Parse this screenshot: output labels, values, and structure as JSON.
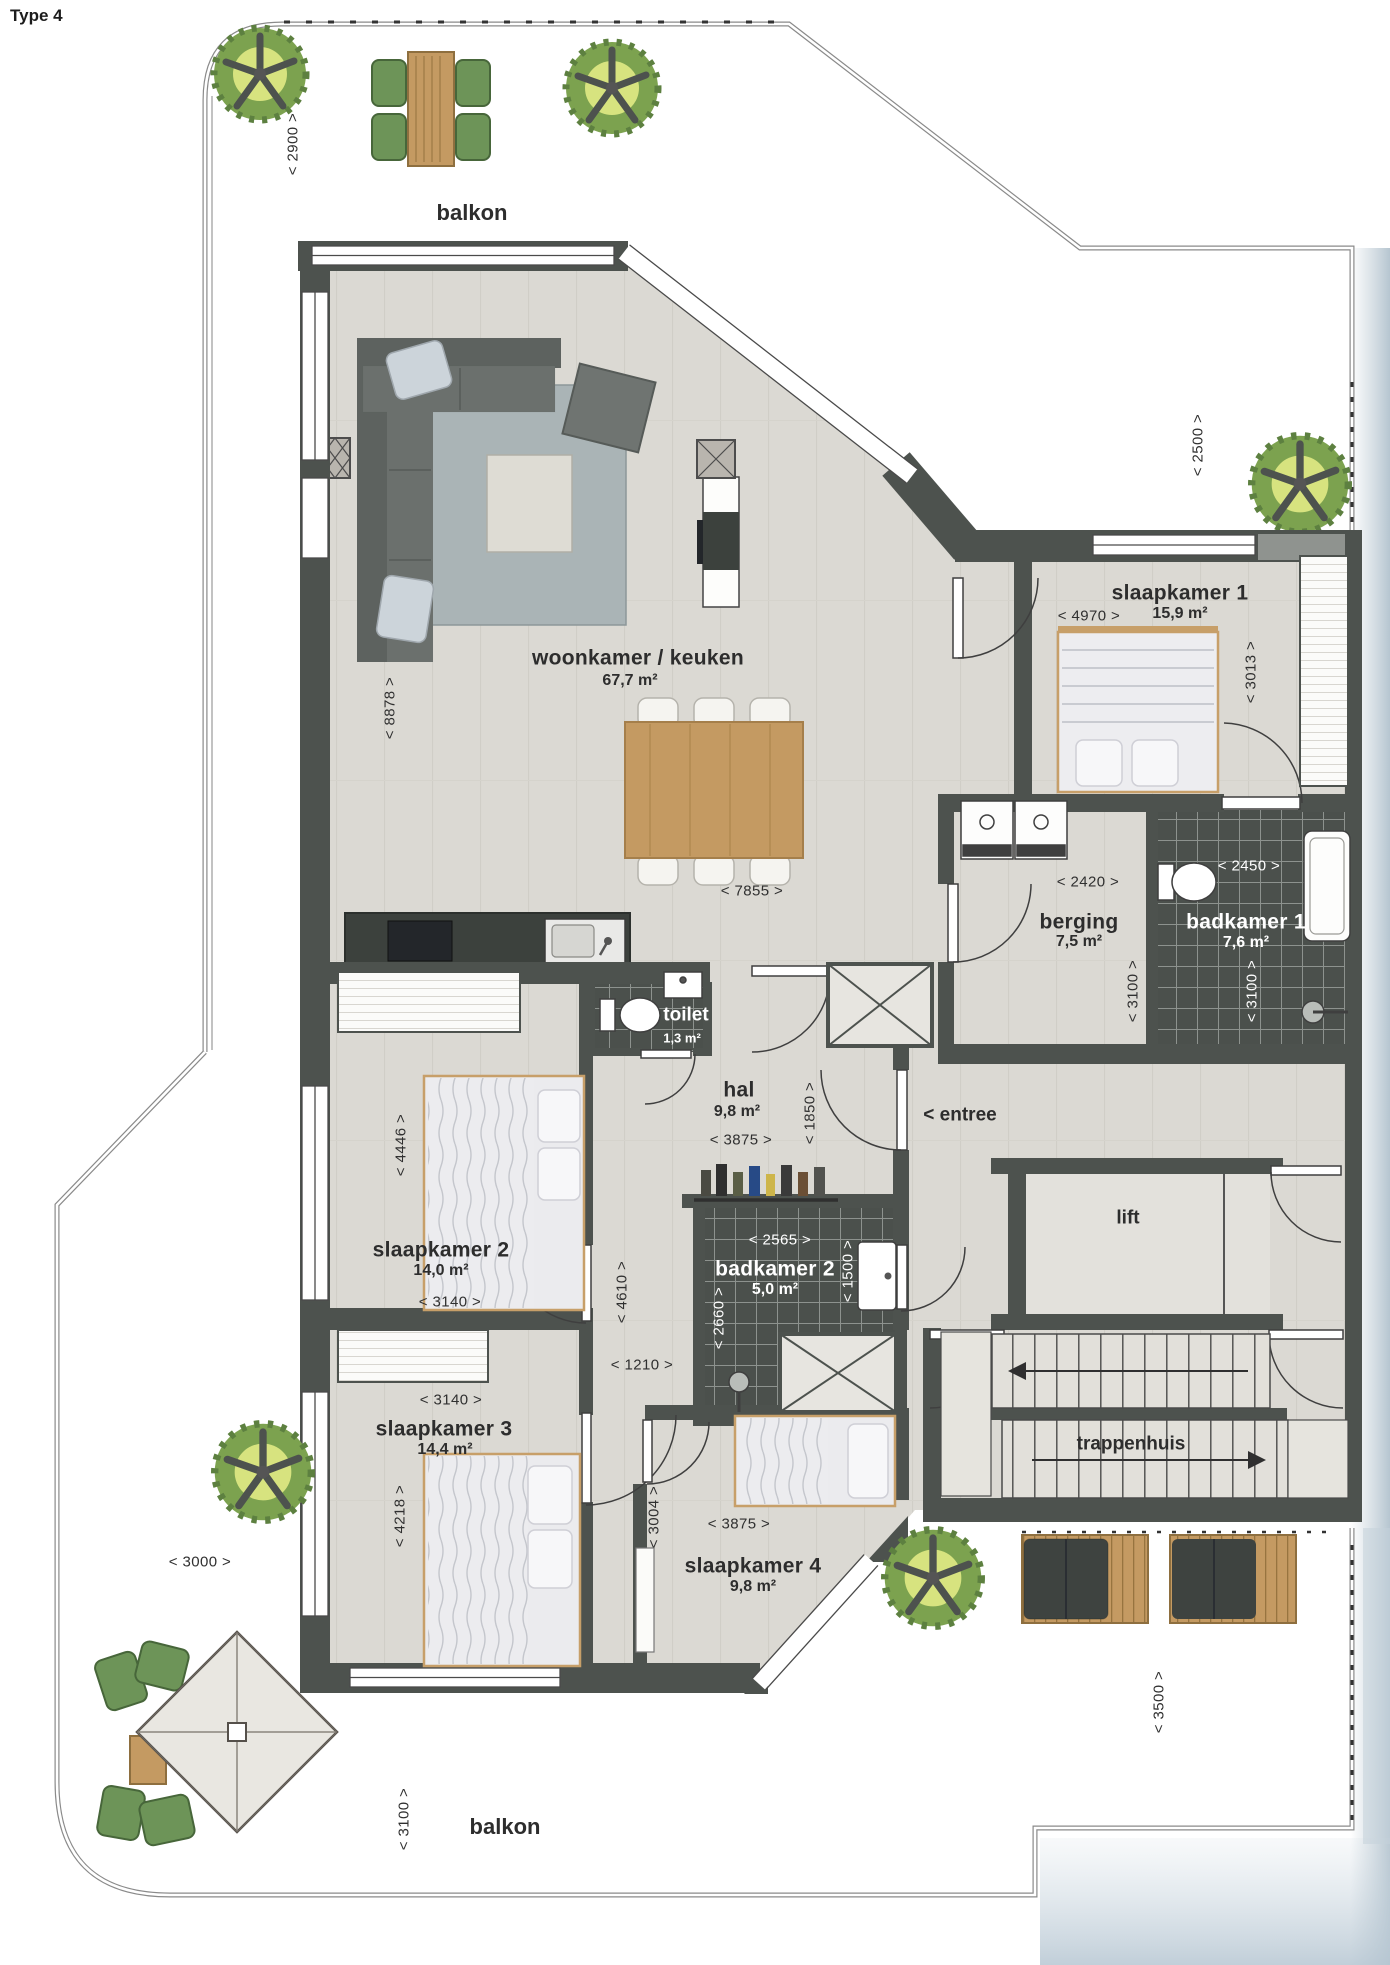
{
  "title": "Type 4",
  "balcony": {
    "top_label": "balkon",
    "bottom_label": "balkon"
  },
  "rooms": {
    "woonkamer": {
      "label": "woonkamer / keuken",
      "area": "67,7 m²"
    },
    "slaapkamer1": {
      "label": "slaapkamer 1",
      "area": "15,9 m²"
    },
    "slaapkamer2": {
      "label": "slaapkamer 2",
      "area": "14,0 m²"
    },
    "slaapkamer3": {
      "label": "slaapkamer 3",
      "area": "14,4 m²"
    },
    "slaapkamer4": {
      "label": "slaapkamer 4",
      "area": "9,8 m²"
    },
    "badkamer1": {
      "label": "badkamer 1",
      "area": "7,6 m²"
    },
    "badkamer2": {
      "label": "badkamer 2",
      "area": "5,0 m²"
    },
    "berging": {
      "label": "berging",
      "area": "7,5 m²"
    },
    "toilet": {
      "label": "toilet",
      "area": "1,3 m²"
    },
    "hal": {
      "label": "hal",
      "area": "9,8 m²"
    },
    "entree": {
      "label": "< entree"
    },
    "lift": {
      "label": "lift"
    },
    "trappenhuis": {
      "label": "trappenhuis"
    }
  },
  "dims": {
    "d2900": "< 2900 >",
    "d2500": "< 2500 >",
    "d8878": "< 8878 >",
    "d7855": "< 7855 >",
    "d4970": "< 4970 >",
    "d3013": "< 3013 >",
    "d2420": "< 2420 >",
    "d3100_berging": "< 3100 >",
    "d2450": "< 2450 >",
    "d3100_badkamer1": "< 3100 >",
    "d3875_hal": "< 3875 >",
    "d1850": "< 1850 >",
    "d3140_sl2": "< 3140 >",
    "d4446": "< 4446 >",
    "d4610": "< 4610 >",
    "d1210": "< 1210 >",
    "d2565": "< 2565 >",
    "d1500": "< 1500 >",
    "d2660": "< 2660 >",
    "d3140_sl3": "< 3140 >",
    "d4218": "< 4218 >",
    "d3875_sl4": "< 3875 >",
    "d3004": "< 3004 >",
    "d3000": "< 3000 >",
    "d3100_balkon": "< 3100 >",
    "d3500": "< 3500 >"
  },
  "colors": {
    "wall": "#4d524e",
    "floor": "#dbd9d3",
    "tile": "#4b504c",
    "wood": "#c49a62",
    "sofa": "#6b706d",
    "rug": "#aab4b6",
    "green": "#7ca24f",
    "scan_edge": "#b9c7d1"
  }
}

-=-=-

Goal: Could you reproduce every record above exactly, leaving out the pictures?

Answer to this problem:
Parse this screenshot: output labels, values, and structure as JSON.
{
  "title": "Type 4",
  "balcony": {
    "top_label": "balkon",
    "bottom_label": "balkon"
  },
  "rooms": {
    "woonkamer": {
      "label": "woonkamer / keuken",
      "area": "67,7 m²"
    },
    "slaapkamer1": {
      "label": "slaapkamer 1",
      "area": "15,9 m²"
    },
    "slaapkamer2": {
      "label": "slaapkamer 2",
      "area": "14,0 m²"
    },
    "slaapkamer3": {
      "label": "slaapkamer 3",
      "area": "14,4 m²"
    },
    "slaapkamer4": {
      "label": "slaapkamer 4",
      "area": "9,8 m²"
    },
    "badkamer1": {
      "label": "badkamer 1",
      "area": "7,6 m²"
    },
    "badkamer2": {
      "label": "badkamer 2",
      "area": "5,0 m²"
    },
    "berging": {
      "label": "berging",
      "area": "7,5 m²"
    },
    "toilet": {
      "label": "toilet",
      "area": "1,3 m²"
    },
    "hal": {
      "label": "hal",
      "area": "9,8 m²"
    },
    "entree": {
      "label": "< entree"
    },
    "lift": {
      "label": "lift"
    },
    "trappenhuis": {
      "label": "trappenhuis"
    }
  },
  "dims": {
    "d2900": "< 2900 >",
    "d2500": "< 2500 >",
    "d8878": "< 8878 >",
    "d7855": "< 7855 >",
    "d4970": "< 4970 >",
    "d3013": "< 3013 >",
    "d2420": "< 2420 >",
    "d3100_berging": "< 3100 >",
    "d2450": "< 2450 >",
    "d3100_badkamer1": "< 3100 >",
    "d3875_hal": "< 3875 >",
    "d1850": "< 1850 >",
    "d3140_sl2": "< 3140 >",
    "d4446": "< 4446 >",
    "d4610": "< 4610 >",
    "d1210": "< 1210 >",
    "d2565": "< 2565 >",
    "d1500": "< 1500 >",
    "d2660": "< 2660 >",
    "d3140_sl3": "< 3140 >",
    "d4218": "< 4218 >",
    "d3875_sl4": "< 3875 >",
    "d3004": "< 3004 >",
    "d3000": "< 3000 >",
    "d3100_balkon": "< 3100 >",
    "d3500": "< 3500 >"
  },
  "colors": {
    "wall": "#4d524e",
    "floor": "#dbd9d3",
    "tile": "#4b504c",
    "wood": "#c49a62",
    "sofa": "#6b706d",
    "rug": "#aab4b6",
    "green": "#7ca24f",
    "scan_edge": "#b9c7d1"
  }
}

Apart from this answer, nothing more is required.